Description of the task: Copy out the listing that follows exactly, dropping every picture.

= = =

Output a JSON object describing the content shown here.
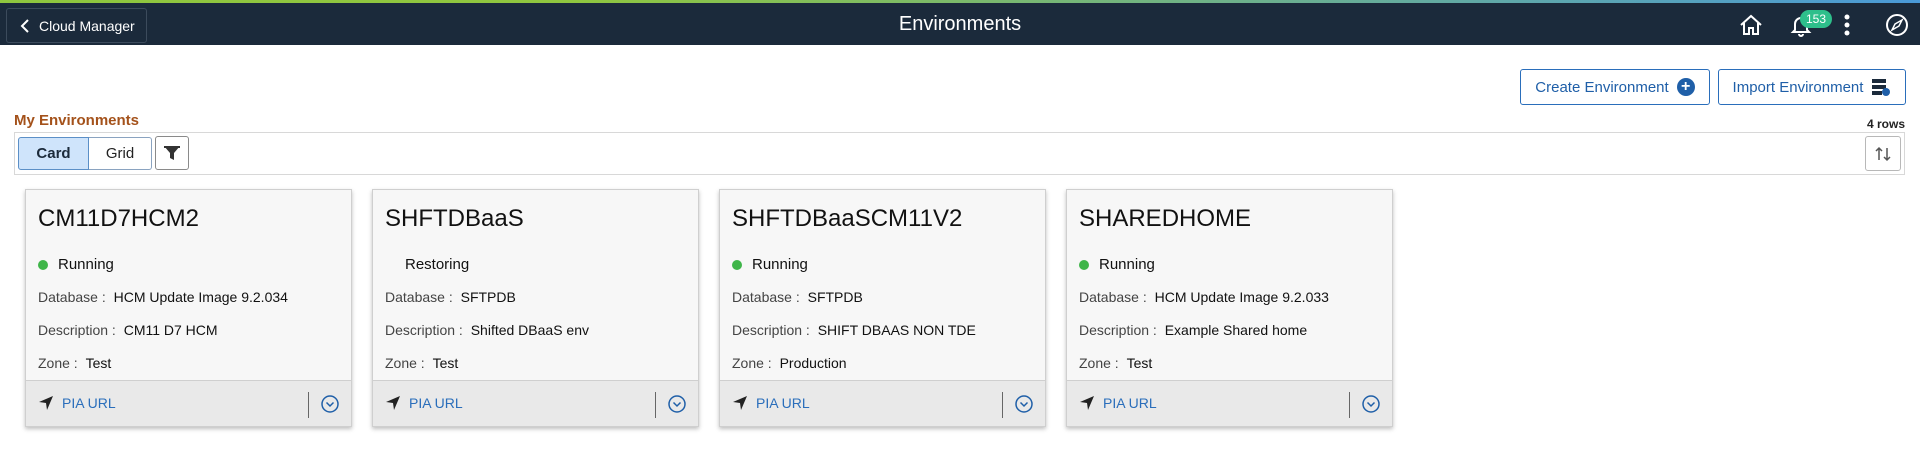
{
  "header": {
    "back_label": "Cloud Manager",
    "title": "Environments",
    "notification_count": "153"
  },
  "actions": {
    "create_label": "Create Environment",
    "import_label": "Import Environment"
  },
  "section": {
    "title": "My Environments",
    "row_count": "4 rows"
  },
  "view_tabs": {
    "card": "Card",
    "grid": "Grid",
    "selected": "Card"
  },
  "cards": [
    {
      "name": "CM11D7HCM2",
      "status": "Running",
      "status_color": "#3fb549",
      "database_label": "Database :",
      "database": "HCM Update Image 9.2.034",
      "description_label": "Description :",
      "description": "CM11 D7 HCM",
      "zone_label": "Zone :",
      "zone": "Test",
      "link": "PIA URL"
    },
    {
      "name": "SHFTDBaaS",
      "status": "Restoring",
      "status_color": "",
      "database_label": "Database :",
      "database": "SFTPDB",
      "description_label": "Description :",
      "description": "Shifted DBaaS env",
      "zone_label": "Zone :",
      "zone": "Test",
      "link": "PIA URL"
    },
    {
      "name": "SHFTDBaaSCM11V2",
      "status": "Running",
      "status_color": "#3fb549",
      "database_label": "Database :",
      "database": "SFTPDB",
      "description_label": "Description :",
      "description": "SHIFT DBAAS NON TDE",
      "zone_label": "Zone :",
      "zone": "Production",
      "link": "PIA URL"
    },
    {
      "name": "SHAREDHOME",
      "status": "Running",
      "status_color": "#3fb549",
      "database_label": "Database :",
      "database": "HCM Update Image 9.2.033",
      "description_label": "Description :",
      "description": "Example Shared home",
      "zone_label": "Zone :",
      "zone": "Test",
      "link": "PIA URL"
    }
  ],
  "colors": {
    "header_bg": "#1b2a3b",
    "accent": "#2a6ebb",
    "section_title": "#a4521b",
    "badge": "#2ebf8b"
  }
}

= = =

Final answer:
Output a JSON object describing the content shown here.
{
  "header": {
    "back_label": "Cloud Manager",
    "title": "Environments",
    "notification_count": "153"
  },
  "actions": {
    "create_label": "Create Environment",
    "import_label": "Import Environment"
  },
  "section": {
    "title": "My Environments",
    "row_count": "4 rows"
  },
  "view_tabs": {
    "card": "Card",
    "grid": "Grid",
    "selected": "Card"
  },
  "cards": [
    {
      "name": "CM11D7HCM2",
      "status": "Running",
      "status_color": "#3fb549",
      "database_label": "Database :",
      "database": "HCM Update Image 9.2.034",
      "description_label": "Description :",
      "description": "CM11 D7 HCM",
      "zone_label": "Zone :",
      "zone": "Test",
      "link": "PIA URL"
    },
    {
      "name": "SHFTDBaaS",
      "status": "Restoring",
      "status_color": "",
      "database_label": "Database :",
      "database": "SFTPDB",
      "description_label": "Description :",
      "description": "Shifted DBaaS env",
      "zone_label": "Zone :",
      "zone": "Test",
      "link": "PIA URL"
    },
    {
      "name": "SHFTDBaaSCM11V2",
      "status": "Running",
      "status_color": "#3fb549",
      "database_label": "Database :",
      "database": "SFTPDB",
      "description_label": "Description :",
      "description": "SHIFT DBAAS NON TDE",
      "zone_label": "Zone :",
      "zone": "Production",
      "link": "PIA URL"
    },
    {
      "name": "SHAREDHOME",
      "status": "Running",
      "status_color": "#3fb549",
      "database_label": "Database :",
      "database": "HCM Update Image 9.2.033",
      "description_label": "Description :",
      "description": "Example Shared home",
      "zone_label": "Zone :",
      "zone": "Test",
      "link": "PIA URL"
    }
  ],
  "colors": {
    "header_bg": "#1b2a3b",
    "accent": "#2a6ebb",
    "section_title": "#a4521b",
    "badge": "#2ebf8b"
  }
}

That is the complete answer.